Pick out each line below containing "settings".

--------

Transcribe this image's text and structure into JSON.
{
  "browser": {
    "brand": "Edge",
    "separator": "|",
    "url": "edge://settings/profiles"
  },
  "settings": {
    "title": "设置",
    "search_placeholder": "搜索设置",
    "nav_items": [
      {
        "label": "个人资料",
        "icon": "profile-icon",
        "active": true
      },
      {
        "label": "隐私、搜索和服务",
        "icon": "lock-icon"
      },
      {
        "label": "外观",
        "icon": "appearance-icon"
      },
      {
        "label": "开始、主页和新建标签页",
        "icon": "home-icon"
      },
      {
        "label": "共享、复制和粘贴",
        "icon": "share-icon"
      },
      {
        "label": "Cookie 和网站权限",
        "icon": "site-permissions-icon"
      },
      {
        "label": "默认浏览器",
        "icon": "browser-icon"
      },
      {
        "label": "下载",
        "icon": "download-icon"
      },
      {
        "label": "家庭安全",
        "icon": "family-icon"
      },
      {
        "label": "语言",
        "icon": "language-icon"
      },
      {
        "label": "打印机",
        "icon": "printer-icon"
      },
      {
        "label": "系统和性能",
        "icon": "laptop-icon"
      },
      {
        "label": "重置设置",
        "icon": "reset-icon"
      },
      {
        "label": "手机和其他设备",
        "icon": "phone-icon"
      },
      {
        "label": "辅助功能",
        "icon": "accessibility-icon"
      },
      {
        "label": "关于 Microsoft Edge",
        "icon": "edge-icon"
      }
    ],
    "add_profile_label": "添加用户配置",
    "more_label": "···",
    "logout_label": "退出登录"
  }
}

--------

== Task solution ==
    "url": "edge://settings/profiles"
  "settings": {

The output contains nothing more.